Gather all lines from the material that contain the word "this".

DATASET ENTRIES:
◆ ◆ ◆ ◆ ◆

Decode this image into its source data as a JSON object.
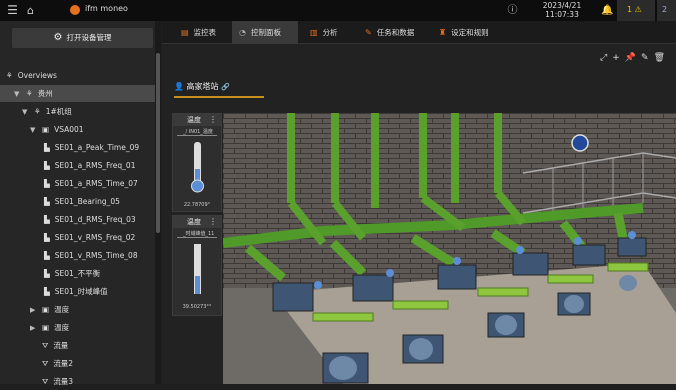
{
  "topbar": {
    "app_name": "ifm moneo",
    "date": "2023/4/21",
    "time": "11:07:33",
    "alert_count_1": "1",
    "alert_count_2": "2"
  },
  "sidebar": {
    "device_mgmt_button": "打开设备管理",
    "tree": [
      {
        "label": "Overviews",
        "icon": "overview-icon",
        "level": 0,
        "arrow": ""
      },
      {
        "label": "贵州",
        "icon": "site-icon",
        "level": 1,
        "arrow": "▼",
        "selected": true
      },
      {
        "label": "1#机组",
        "icon": "group-icon",
        "level": 2,
        "arrow": "▼"
      },
      {
        "label": "VSA001",
        "icon": "sensor-icon",
        "level": 3,
        "arrow": "▼"
      },
      {
        "label": "SE01_a_Peak_Time_09",
        "icon": "chart-icon",
        "level": 4,
        "arrow": ""
      },
      {
        "label": "SE01_a_RMS_Freq_01",
        "icon": "chart-icon",
        "level": 4,
        "arrow": ""
      },
      {
        "label": "SE01_a_RMS_Time_07",
        "icon": "chart-icon",
        "level": 4,
        "arrow": ""
      },
      {
        "label": "SE01_Bearing_05",
        "icon": "chart-icon",
        "level": 4,
        "arrow": ""
      },
      {
        "label": "SE01_d_RMS_Freq_03",
        "icon": "chart-icon",
        "level": 4,
        "arrow": ""
      },
      {
        "label": "SE01_v_RMS_Freq_02",
        "icon": "chart-icon",
        "level": 4,
        "arrow": ""
      },
      {
        "label": "SE01_v_RMS_Time_08",
        "icon": "chart-icon",
        "level": 4,
        "arrow": ""
      },
      {
        "label": "SE01_不平衡",
        "icon": "chart-icon",
        "level": 4,
        "arrow": ""
      },
      {
        "label": "SE01_时域峰值",
        "icon": "chart-icon",
        "level": 4,
        "arrow": ""
      },
      {
        "label": "温度",
        "icon": "sensor-icon",
        "level": 3,
        "arrow": "▶"
      },
      {
        "label": "温度",
        "icon": "sensor-icon",
        "level": 3,
        "arrow": "▶"
      },
      {
        "label": "流量",
        "icon": "flow-icon",
        "level": 3,
        "arrow": ""
      },
      {
        "label": "流量2",
        "icon": "flow-icon",
        "level": 3,
        "arrow": ""
      },
      {
        "label": "流量3",
        "icon": "flow-icon",
        "level": 3,
        "arrow": ""
      }
    ]
  },
  "tabs": [
    {
      "label": "监控表",
      "icon": "table-icon"
    },
    {
      "label": "控制面板",
      "icon": "dashboard-icon",
      "active": true
    },
    {
      "label": "分析",
      "icon": "analysis-icon"
    },
    {
      "label": "任务和数据",
      "icon": "tasks-icon"
    },
    {
      "label": "设定和规则",
      "icon": "rules-icon"
    }
  ],
  "dashboard": {
    "title": "高家塔站",
    "widgets": [
      {
        "title": "温度",
        "subtitle": "_/ IN01_温度",
        "value": "22.78709°",
        "level": 0.2
      },
      {
        "title": "温度",
        "subtitle": "_时域峰值_11",
        "value": "39.50273°°",
        "level": 0.35
      }
    ]
  },
  "colors": {
    "accent": "#e8711c",
    "pipe": "#5aa02c",
    "motor": "#3e5573"
  }
}
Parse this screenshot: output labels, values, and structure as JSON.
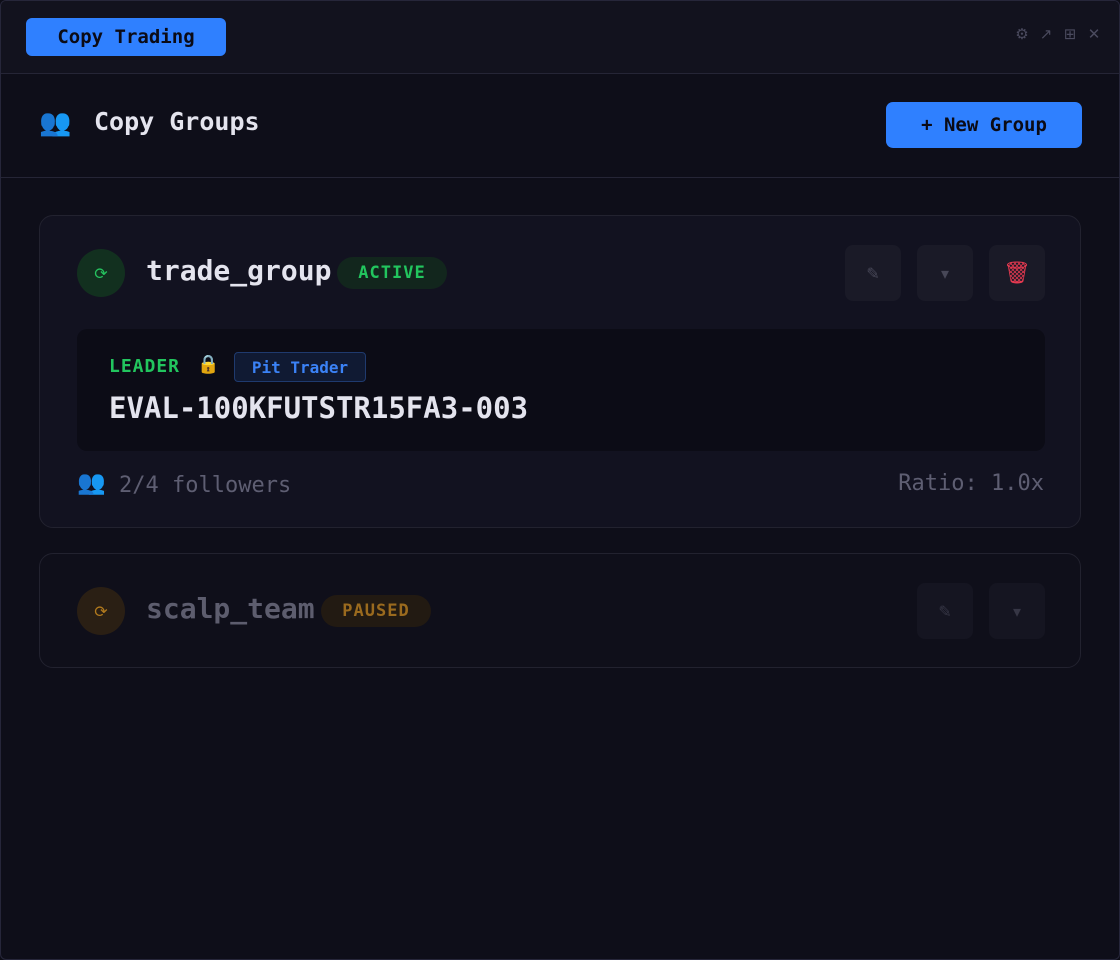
{
  "window": {
    "tab_label": "Copy Trading",
    "controls": [
      {
        "name": "gear-icon",
        "glyph": "⚙"
      },
      {
        "name": "popout-icon",
        "glyph": "↗"
      },
      {
        "name": "grid-icon",
        "glyph": "⊞"
      },
      {
        "name": "close-icon",
        "glyph": "✕"
      }
    ]
  },
  "header": {
    "icon": "people-icon",
    "icon_glyph": "👥",
    "title": "Copy Groups",
    "new_group_label": "+ New Group"
  },
  "groups": [
    {
      "name": "trade_group",
      "status": "ACTIVE",
      "status_color": "#22c55e",
      "icon": "sync-icon",
      "icon_glyph": "⟳",
      "actions": {
        "edit_glyph": "✎",
        "expand_glyph": "▾",
        "delete_glyph": "🗑"
      },
      "leader": {
        "label": "LEADER",
        "lock_glyph": "🔒",
        "tag": "Pit Trader",
        "account_id": "EVAL-100KFUTSTR15FA3-003"
      },
      "followers_glyph": "👥",
      "followers_text": "2/4 followers",
      "ratio_text": "Ratio: 1.0x"
    },
    {
      "name": "scalp_team",
      "status": "PAUSED",
      "status_color": "#9a6a1e",
      "icon": "sync-icon",
      "icon_glyph": "⟳",
      "actions": {
        "edit_glyph": "✎",
        "expand_glyph": "▾"
      }
    }
  ],
  "colors": {
    "accent": "#2f80ff",
    "active": "#22c55e",
    "paused": "#b27a1d",
    "danger": "#e53950",
    "background": "#0e0e19"
  }
}
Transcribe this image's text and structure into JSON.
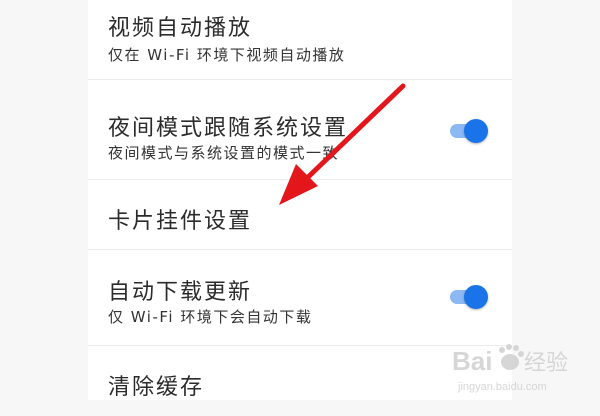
{
  "colors": {
    "accent": "#1a73e8",
    "arrow": "#e3161b",
    "watermark": "#d0d0d0"
  },
  "settings": {
    "items": [
      {
        "title": "视频自动播放",
        "subtitle": "仅在 Wi-Fi 环境下视频自动播放"
      },
      {
        "title": "夜间模式跟随系统设置",
        "subtitle": "夜间模式与系统设置的模式一致",
        "toggle": "on"
      },
      {
        "title": "卡片挂件设置"
      },
      {
        "title": "自动下载更新",
        "subtitle": "仅 Wi-Fi 环境下会自动下载",
        "toggle": "on"
      },
      {
        "title": "清除缓存"
      }
    ]
  },
  "watermark": {
    "brand": "Bai",
    "brand2": "经验",
    "url": "jingyan.baidu.com"
  },
  "icons": {
    "annotation": "red-arrow-icon",
    "watermark": "baidu-paw-icon"
  }
}
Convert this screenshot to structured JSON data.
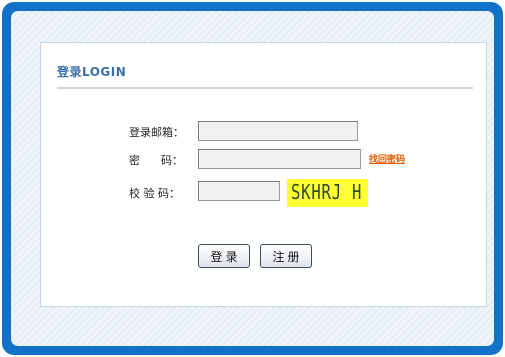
{
  "form": {
    "title": "登录LOGIN",
    "email_label": "登录邮箱：",
    "email_value": "",
    "password_label": "密      码：",
    "password_value": "",
    "forgot_link": "找回密码",
    "captcha_label": "校 验 码：",
    "captcha_value": "",
    "captcha_image_text": "SKHRJ H",
    "login_button": "登录",
    "register_button": "注册"
  },
  "colors": {
    "frame": "#1272c7",
    "title": "#3a6fa8",
    "forgot_link": "#e05a00",
    "captcha_background": "#ffff33"
  }
}
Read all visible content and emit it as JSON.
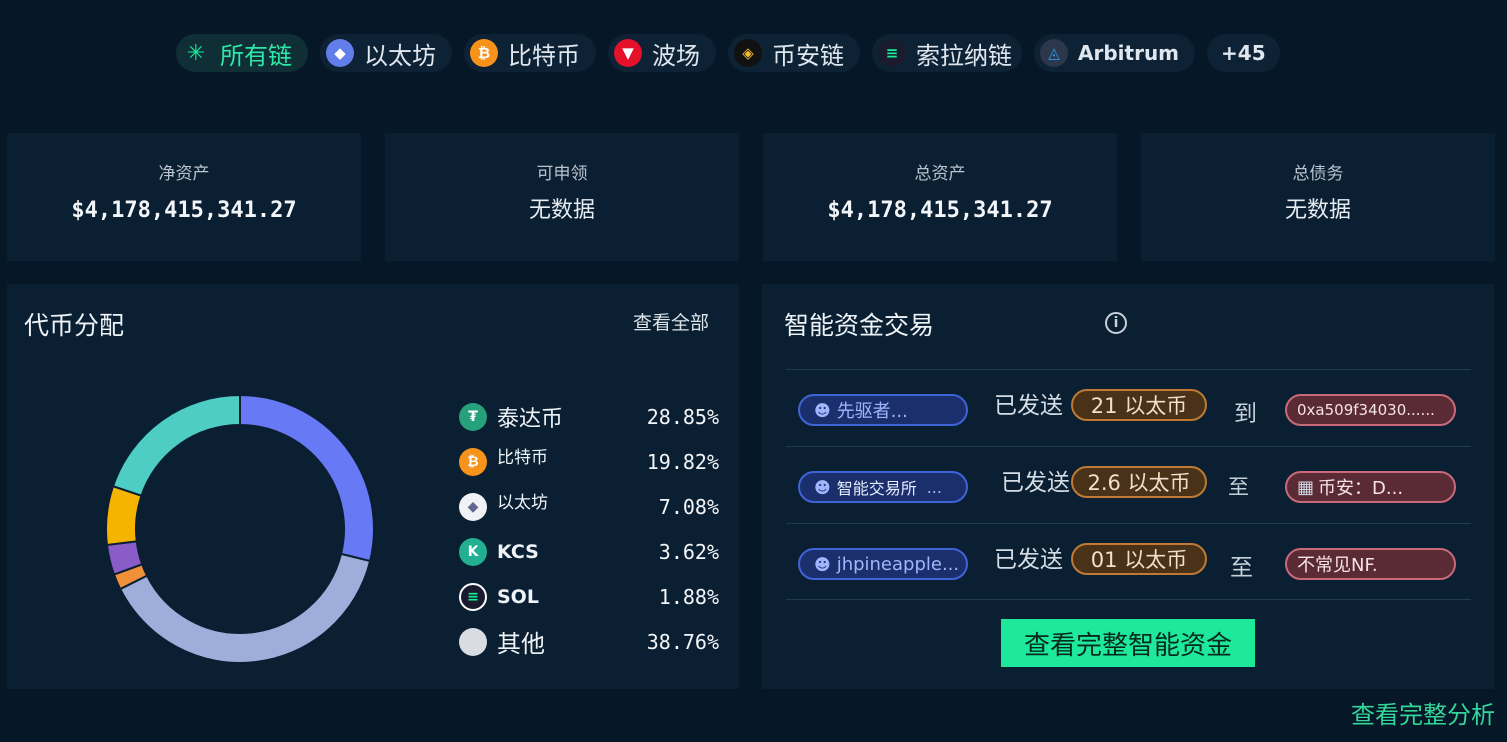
{
  "chains": [
    {
      "label": "所有链",
      "icon": "all-chains-icon",
      "color": "#1ee89a",
      "active": true
    },
    {
      "label": "以太坊",
      "icon": "ethereum-icon",
      "color": "#627eea"
    },
    {
      "label": "比特币",
      "icon": "bitcoin-icon",
      "color": "#f7931a"
    },
    {
      "label": "波场",
      "icon": "tron-icon",
      "color": "#e5112a"
    },
    {
      "label": "币安链",
      "icon": "bnb-icon",
      "color": "#f3ba2f"
    },
    {
      "label": "索拉纳链",
      "icon": "solana-icon",
      "color": "#9945ff"
    },
    {
      "label": "Arbitrum",
      "icon": "arbitrum-icon",
      "color": "#28a0f0"
    },
    {
      "label": "+45"
    }
  ],
  "stats": {
    "net_assets": {
      "label": "净资产",
      "value": "$4,178,415,341.27"
    },
    "claimable": {
      "label": "可申领",
      "value": "无数据"
    },
    "total_assets": {
      "label": "总资产",
      "value": "$4,178,415,341.27"
    },
    "total_debt": {
      "label": "总债务",
      "value": "无数据"
    }
  },
  "token_allocation": {
    "title": "代币分配",
    "view_all": "查看全部",
    "items": [
      {
        "name": "泰达币",
        "pct": "28.85%",
        "icon": "tether-icon",
        "color": "#26a17b"
      },
      {
        "name": "比特币",
        "pct": "19.82%",
        "icon": "bitcoin-icon",
        "color": "#f7931a"
      },
      {
        "name": "以太坊",
        "pct": "7.08%",
        "icon": "ethereum-icon",
        "color": "#8a92b2"
      },
      {
        "name": "KCS",
        "pct": "3.62%",
        "icon": "kucoin-icon",
        "color": "#23af91"
      },
      {
        "name": "SOL",
        "pct": "1.88%",
        "icon": "solana-icon",
        "color": "#1b1b2f"
      },
      {
        "name": "其他",
        "pct": "38.76%",
        "icon": "other-icon",
        "color": "#d9dde2"
      }
    ]
  },
  "chart_data": {
    "type": "pie",
    "categories": [
      "泰达币",
      "比特币",
      "以太坊",
      "KCS",
      "SOL",
      "其他"
    ],
    "values": [
      28.85,
      19.82,
      7.08,
      3.62,
      1.88,
      38.76
    ],
    "colors": [
      "#6779f5",
      "#4ecdc4",
      "#f4b400",
      "#8a5cc7",
      "#f0913a",
      "#9eaedb"
    ],
    "ring_order": [
      0,
      5,
      4,
      3,
      2,
      1
    ],
    "donut": true
  },
  "smart_money": {
    "title": "智能资金交易",
    "sent_label": "已发送",
    "rows": [
      {
        "from": "先驱者...",
        "amount": "21 以太币",
        "connector": "到",
        "to": "0xa509f34030......"
      },
      {
        "from": "智能交易所",
        "from_extra": "...",
        "amount": "2.6 以太币",
        "connector": "至",
        "to": "币安：D..."
      },
      {
        "from": "jhpineapple...",
        "amount": "01 以太币",
        "connector": "至",
        "to": "不常见NF."
      }
    ],
    "cta": "查看完整智能资金"
  },
  "footer": {
    "full_analysis": "查看完整分析"
  }
}
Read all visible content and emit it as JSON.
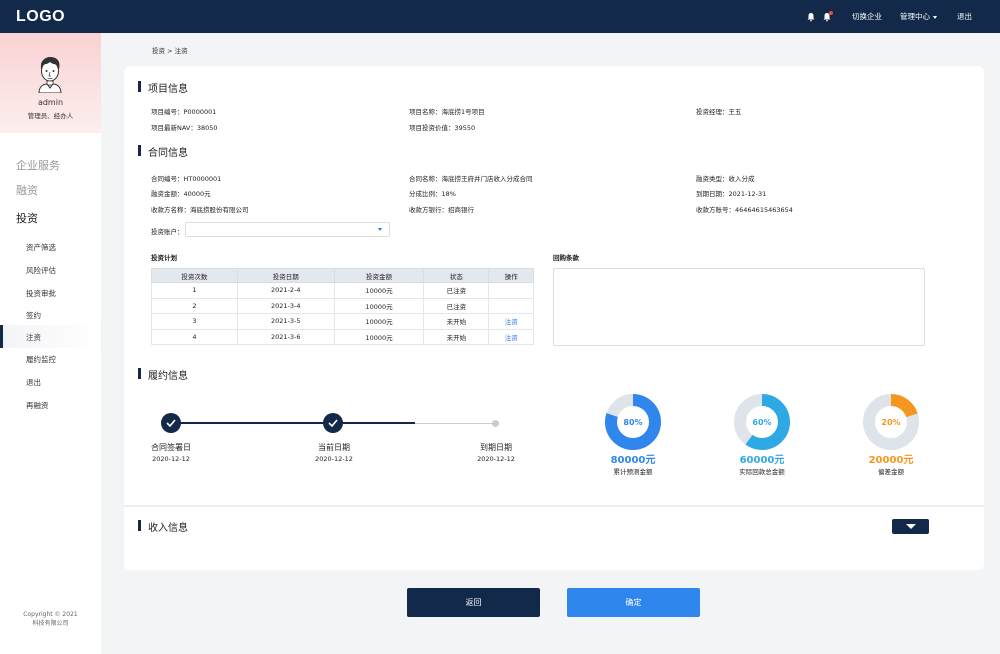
{
  "topbar": {
    "logo": "LOGO",
    "switch_company": "切换企业",
    "admin_center": "管理中心",
    "logout": "退出"
  },
  "profile": {
    "name": "admin",
    "role": "管理员、经办人"
  },
  "sidebar": {
    "groups": [
      "企业服务",
      "融资",
      "投资"
    ],
    "items": [
      "资产筛选",
      "风险评估",
      "投资审批",
      "签约",
      "注资",
      "履约监控",
      "退出",
      "再融资"
    ],
    "active_item": "注资",
    "copyright_line1": "Copyright © 2021",
    "copyright_line2": "科技有限公司"
  },
  "breadcrumb": "投资 > 注资",
  "project": {
    "title": "项目信息",
    "code": "项目编号：P0000001",
    "name": "项目名称：海底捞1号项目",
    "manager": "投资经理：王五",
    "nav": "项目最新NAV：38050",
    "value": "项目投资价值：39550"
  },
  "contract": {
    "title": "合同信息",
    "code": "合同编号：HT0000001",
    "name": "合同名称：海底捞王府井门店收入分成合同",
    "type": "融资类型：收入分成",
    "amount": "融资金额：40000元",
    "ratio": "分成比例：18%",
    "due": "到期日期：2021-12-31",
    "payee": "收款方名称：海底捞股份有限公司",
    "bank": "收款方银行：招商银行",
    "account": "收款方账号：46464615463654",
    "invest_account_label": "投资账户："
  },
  "plan": {
    "title": "投资计划",
    "headers": [
      "投资次数",
      "投资日期",
      "投资金额",
      "状态",
      "操作"
    ],
    "rows": [
      [
        "1",
        "2021-2-4",
        "10000元",
        "已注资",
        ""
      ],
      [
        "2",
        "2021-3-4",
        "10000元",
        "已注资",
        ""
      ],
      [
        "3",
        "2021-3-5",
        "10000元",
        "未开始",
        "注资"
      ],
      [
        "4",
        "2021-3-6",
        "10000元",
        "未开始",
        "注资"
      ]
    ]
  },
  "repurchase": {
    "title": "回购条款"
  },
  "performance": {
    "title": "履约信息",
    "milestones": [
      {
        "label": "合同签署日",
        "date": "2020-12-12"
      },
      {
        "label": "当前日期",
        "date": "2020-12-12"
      },
      {
        "label": "到期日期",
        "date": "2020-12-12"
      }
    ],
    "donuts": [
      {
        "percent": 0.8,
        "center": "80%",
        "value": "80000元",
        "label": "累计预测金额",
        "color": "#2f86ec",
        "track": "#dfe3ea",
        "valueColor": "#2f86ec"
      },
      {
        "percent": 0.6,
        "center": "60%",
        "value": "60000元",
        "label": "实际回款总金额",
        "color": "#2fa9e6",
        "track": "#dfe3ea",
        "valueColor": "#2fa9e6"
      },
      {
        "percent": 0.2,
        "center": "20%",
        "value": "20000元",
        "label": "偏差金额",
        "color": "#f7961e",
        "track": "#dfe3ea",
        "valueColor": "#f7961e"
      }
    ]
  },
  "income": {
    "title": "收入信息"
  },
  "buttons": {
    "back": "返回",
    "confirm": "确定"
  }
}
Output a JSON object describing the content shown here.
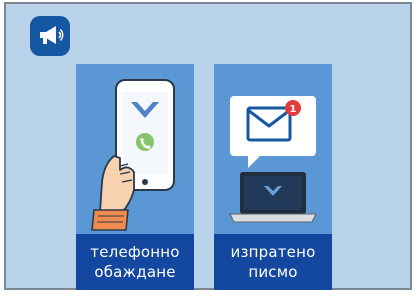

◆ ◆ ◆ ◆ ◆

THE SOLUTION:
Decode this image into its source data as a JSON object.
Parse this screenshot: output labels, values, and structure as JSON.
Transcribe this image's text and structure into JSON.
Convert this screenshot to structured JSON data.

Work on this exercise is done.